(What is required) Using the entries that follow, state how many lines contain the word "notes". The response is that number and nothing more.
---------- Input data
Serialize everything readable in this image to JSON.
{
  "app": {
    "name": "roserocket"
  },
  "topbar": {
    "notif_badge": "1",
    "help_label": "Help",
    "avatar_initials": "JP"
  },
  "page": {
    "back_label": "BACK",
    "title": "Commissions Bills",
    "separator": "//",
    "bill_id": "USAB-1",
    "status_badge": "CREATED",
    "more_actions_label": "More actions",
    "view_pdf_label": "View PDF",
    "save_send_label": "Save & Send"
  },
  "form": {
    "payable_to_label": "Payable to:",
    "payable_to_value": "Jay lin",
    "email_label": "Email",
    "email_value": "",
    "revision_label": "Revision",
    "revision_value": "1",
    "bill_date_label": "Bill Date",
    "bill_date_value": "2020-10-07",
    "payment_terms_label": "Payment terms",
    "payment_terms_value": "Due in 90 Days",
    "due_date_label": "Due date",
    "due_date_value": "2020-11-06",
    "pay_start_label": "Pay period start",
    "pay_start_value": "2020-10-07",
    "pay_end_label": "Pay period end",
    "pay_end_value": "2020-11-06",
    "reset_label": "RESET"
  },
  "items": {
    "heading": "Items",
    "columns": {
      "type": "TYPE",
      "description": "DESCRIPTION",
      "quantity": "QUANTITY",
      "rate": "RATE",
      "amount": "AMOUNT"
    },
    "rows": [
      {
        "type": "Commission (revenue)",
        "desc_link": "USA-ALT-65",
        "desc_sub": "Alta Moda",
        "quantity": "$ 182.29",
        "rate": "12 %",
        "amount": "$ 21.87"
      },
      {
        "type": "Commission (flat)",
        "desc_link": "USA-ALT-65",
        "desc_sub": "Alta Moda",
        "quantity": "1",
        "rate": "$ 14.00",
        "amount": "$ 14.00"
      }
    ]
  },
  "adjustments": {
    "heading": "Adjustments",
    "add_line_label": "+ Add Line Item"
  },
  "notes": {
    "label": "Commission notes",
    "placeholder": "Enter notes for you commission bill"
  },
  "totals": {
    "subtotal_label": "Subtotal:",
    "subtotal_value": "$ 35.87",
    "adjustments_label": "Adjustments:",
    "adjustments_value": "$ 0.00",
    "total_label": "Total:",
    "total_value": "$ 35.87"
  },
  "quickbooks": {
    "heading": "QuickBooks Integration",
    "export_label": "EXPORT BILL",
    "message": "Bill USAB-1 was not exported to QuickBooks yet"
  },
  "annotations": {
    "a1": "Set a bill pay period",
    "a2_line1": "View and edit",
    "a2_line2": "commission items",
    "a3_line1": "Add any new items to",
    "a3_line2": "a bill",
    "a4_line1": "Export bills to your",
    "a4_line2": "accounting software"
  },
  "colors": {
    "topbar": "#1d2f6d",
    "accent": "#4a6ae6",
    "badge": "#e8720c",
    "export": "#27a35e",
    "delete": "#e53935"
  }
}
--------------------
---------- Input data
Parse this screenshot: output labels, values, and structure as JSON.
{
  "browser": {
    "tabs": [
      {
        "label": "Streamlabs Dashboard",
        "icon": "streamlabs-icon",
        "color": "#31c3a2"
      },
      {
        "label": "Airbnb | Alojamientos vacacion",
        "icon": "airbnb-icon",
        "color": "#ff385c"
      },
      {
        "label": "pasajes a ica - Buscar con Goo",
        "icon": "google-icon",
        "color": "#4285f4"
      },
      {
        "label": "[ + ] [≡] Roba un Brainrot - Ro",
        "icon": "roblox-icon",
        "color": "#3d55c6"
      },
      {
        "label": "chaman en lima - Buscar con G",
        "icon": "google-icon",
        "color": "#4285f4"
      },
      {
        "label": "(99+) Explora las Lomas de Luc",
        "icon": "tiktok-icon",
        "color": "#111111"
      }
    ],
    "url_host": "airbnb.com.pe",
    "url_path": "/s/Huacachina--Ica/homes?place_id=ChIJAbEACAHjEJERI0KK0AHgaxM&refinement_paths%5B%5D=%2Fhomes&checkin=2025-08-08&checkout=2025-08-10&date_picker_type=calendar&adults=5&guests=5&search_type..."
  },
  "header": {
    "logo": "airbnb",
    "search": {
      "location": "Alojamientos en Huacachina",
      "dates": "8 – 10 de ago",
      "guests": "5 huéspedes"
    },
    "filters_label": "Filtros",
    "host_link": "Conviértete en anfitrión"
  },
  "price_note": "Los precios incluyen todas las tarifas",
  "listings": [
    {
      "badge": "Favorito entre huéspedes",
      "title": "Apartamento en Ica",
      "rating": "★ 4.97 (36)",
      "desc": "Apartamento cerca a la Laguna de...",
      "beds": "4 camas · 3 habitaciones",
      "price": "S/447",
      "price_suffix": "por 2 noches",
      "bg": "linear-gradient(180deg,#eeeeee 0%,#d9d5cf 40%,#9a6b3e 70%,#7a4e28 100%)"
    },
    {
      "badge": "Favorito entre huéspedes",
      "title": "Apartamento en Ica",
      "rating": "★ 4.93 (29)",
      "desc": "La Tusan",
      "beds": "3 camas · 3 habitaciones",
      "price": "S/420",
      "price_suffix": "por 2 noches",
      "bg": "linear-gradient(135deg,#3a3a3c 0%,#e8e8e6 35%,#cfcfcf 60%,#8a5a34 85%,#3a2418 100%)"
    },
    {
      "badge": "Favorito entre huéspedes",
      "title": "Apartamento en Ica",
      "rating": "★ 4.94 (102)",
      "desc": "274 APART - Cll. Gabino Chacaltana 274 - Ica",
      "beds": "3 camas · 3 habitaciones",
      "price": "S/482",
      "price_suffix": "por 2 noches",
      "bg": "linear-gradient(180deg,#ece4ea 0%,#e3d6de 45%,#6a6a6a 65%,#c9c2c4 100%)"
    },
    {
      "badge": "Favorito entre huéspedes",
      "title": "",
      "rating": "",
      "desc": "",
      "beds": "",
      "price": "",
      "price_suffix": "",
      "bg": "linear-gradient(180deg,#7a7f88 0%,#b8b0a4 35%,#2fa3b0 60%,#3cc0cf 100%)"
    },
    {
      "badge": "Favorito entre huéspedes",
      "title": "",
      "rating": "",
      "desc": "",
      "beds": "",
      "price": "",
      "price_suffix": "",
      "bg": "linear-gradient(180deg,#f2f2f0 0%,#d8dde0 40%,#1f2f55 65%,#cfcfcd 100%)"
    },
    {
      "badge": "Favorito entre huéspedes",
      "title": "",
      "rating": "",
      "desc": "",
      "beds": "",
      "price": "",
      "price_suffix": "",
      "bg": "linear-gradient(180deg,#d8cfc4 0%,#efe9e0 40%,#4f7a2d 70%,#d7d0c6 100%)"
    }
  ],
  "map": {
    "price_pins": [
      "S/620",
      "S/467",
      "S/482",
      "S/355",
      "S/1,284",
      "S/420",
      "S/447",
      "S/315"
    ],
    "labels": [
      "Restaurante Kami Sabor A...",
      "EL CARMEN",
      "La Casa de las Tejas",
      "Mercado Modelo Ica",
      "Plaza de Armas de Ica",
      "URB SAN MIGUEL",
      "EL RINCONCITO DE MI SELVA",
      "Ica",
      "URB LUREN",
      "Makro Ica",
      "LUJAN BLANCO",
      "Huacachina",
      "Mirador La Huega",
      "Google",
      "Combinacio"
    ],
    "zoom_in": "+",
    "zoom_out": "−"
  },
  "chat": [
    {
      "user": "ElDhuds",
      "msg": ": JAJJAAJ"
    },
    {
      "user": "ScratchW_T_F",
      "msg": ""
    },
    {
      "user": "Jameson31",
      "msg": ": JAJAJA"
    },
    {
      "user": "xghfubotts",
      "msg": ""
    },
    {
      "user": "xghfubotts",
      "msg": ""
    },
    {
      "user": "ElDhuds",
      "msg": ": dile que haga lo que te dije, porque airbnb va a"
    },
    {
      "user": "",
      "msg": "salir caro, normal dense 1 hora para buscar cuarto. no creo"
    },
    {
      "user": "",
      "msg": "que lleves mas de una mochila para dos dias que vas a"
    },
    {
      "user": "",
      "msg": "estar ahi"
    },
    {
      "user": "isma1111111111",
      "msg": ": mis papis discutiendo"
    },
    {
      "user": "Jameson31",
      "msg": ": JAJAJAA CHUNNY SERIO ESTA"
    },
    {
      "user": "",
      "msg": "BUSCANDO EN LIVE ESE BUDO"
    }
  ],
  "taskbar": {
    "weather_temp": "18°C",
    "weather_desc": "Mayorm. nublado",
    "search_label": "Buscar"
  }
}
--------------------
(Expected answer) 3